PROBLEM STATEMENT
Below are records; work out how many of their lines contain "about" and give only that number.

════════

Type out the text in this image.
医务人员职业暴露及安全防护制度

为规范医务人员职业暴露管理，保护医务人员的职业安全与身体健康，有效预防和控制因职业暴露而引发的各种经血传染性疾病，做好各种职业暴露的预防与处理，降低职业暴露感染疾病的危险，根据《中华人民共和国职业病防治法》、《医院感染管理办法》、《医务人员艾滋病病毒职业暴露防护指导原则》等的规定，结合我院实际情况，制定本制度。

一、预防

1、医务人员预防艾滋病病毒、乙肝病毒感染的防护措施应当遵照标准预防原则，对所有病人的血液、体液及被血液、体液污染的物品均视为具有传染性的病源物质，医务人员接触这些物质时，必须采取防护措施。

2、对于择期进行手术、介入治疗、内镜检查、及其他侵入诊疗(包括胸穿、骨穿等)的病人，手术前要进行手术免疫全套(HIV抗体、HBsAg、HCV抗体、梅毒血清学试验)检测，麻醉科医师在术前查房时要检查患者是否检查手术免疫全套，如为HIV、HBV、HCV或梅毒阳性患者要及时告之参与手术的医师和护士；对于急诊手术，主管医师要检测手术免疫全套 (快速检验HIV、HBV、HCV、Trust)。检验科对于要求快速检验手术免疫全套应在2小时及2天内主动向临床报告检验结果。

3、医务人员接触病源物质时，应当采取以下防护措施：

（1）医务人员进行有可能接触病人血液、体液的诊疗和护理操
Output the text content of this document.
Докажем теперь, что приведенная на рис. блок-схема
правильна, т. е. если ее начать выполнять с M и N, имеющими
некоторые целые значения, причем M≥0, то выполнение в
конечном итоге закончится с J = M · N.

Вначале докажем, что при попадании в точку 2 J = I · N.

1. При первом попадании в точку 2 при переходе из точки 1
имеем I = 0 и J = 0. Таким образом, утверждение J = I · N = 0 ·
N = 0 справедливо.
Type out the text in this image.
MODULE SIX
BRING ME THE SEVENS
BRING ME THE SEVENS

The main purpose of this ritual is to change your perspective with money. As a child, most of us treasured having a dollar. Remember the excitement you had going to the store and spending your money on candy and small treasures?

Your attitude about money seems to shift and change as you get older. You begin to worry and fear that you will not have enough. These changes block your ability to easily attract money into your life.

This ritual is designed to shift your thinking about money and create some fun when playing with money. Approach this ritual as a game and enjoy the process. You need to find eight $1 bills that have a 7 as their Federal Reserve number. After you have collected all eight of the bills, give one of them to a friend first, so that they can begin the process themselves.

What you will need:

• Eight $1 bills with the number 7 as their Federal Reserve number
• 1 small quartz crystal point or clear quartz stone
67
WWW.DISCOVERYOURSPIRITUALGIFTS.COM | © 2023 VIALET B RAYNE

════════

SOLUTION
2